• [Exercise description]: What lines of the data include the string "JSON"? Copy them all.

******************************

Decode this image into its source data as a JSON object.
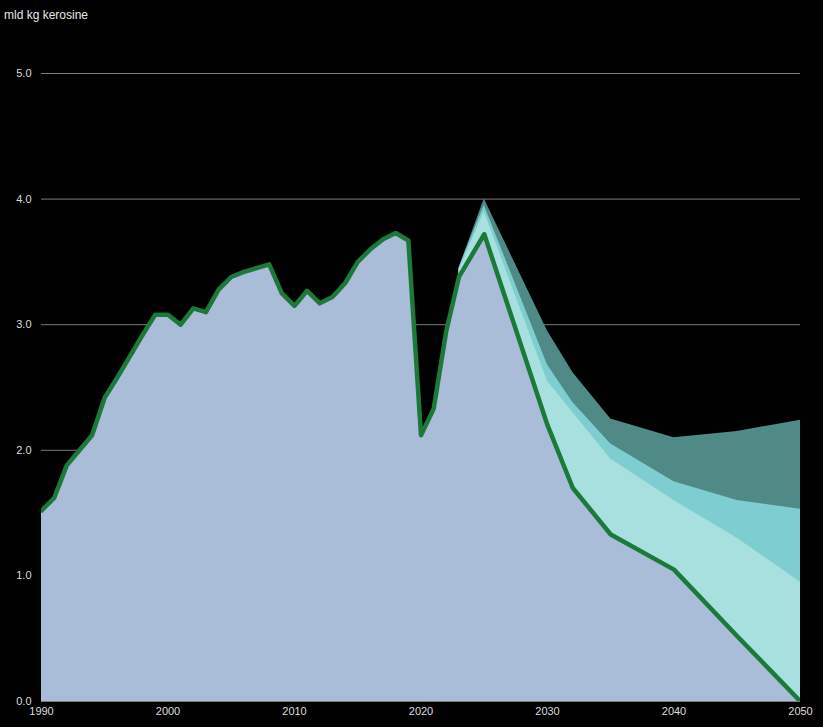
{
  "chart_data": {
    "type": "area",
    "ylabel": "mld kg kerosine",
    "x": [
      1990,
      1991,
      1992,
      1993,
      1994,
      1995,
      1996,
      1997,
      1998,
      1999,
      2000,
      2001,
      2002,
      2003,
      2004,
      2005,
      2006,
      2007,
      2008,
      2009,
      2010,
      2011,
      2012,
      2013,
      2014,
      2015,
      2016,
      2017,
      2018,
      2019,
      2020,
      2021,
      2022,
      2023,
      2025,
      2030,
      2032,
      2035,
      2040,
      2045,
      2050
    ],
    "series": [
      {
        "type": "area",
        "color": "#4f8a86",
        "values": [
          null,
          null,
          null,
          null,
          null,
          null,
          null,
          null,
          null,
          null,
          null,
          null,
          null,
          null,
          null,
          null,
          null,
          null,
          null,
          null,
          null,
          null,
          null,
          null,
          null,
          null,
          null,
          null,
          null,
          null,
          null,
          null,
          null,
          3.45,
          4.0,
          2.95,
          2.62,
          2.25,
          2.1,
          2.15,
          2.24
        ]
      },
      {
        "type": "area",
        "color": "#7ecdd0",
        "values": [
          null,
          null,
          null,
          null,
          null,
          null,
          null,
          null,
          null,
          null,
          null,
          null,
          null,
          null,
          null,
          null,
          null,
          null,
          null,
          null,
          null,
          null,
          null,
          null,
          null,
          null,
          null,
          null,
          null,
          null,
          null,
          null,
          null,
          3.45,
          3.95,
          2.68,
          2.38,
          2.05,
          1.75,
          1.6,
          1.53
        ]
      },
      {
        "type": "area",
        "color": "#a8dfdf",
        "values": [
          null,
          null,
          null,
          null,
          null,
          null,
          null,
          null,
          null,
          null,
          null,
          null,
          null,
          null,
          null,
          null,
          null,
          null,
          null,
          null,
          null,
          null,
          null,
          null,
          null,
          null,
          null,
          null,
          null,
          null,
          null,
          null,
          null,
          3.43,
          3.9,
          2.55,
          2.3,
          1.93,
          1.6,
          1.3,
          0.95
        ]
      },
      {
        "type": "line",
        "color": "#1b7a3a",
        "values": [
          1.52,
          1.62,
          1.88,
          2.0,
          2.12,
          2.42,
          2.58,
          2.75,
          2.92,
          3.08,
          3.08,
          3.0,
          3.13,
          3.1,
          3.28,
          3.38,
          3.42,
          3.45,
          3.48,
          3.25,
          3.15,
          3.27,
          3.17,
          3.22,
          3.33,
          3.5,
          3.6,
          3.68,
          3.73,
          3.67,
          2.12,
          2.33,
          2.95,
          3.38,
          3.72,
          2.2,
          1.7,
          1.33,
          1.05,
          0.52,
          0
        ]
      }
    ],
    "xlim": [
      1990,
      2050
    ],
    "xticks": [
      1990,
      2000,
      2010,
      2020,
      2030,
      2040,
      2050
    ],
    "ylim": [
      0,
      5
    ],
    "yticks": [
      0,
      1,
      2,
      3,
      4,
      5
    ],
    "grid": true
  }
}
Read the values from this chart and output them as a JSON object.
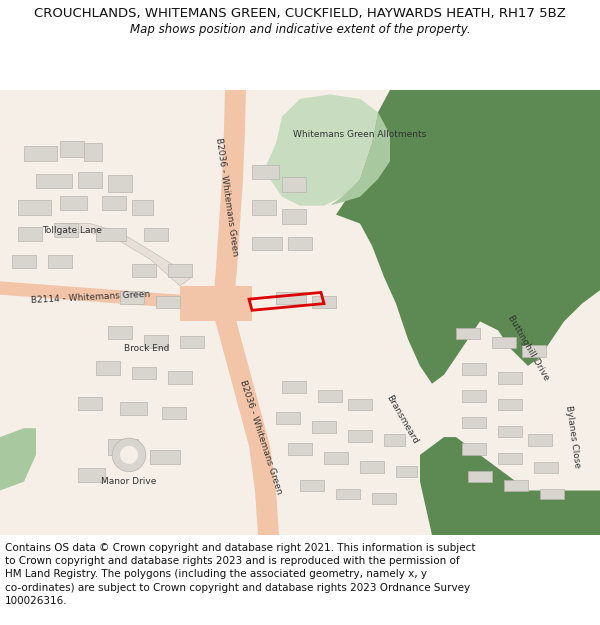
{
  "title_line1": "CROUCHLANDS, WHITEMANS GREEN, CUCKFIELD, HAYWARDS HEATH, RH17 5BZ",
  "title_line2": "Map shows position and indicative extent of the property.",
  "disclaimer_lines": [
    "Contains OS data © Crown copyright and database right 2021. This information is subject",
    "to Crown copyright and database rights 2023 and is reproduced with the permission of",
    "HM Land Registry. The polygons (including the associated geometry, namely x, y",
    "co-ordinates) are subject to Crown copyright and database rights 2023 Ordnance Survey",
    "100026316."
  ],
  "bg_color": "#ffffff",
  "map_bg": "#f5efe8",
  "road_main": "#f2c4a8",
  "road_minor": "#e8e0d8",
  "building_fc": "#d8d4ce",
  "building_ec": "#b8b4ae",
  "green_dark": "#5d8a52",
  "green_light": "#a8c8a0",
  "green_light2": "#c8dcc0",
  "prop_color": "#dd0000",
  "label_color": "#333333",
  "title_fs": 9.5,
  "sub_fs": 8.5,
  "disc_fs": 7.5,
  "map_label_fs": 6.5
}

******************************

• [Written answer]:
Decode this image into its source data as a JSON object.
Read the values from this chart and output them as a JSON object.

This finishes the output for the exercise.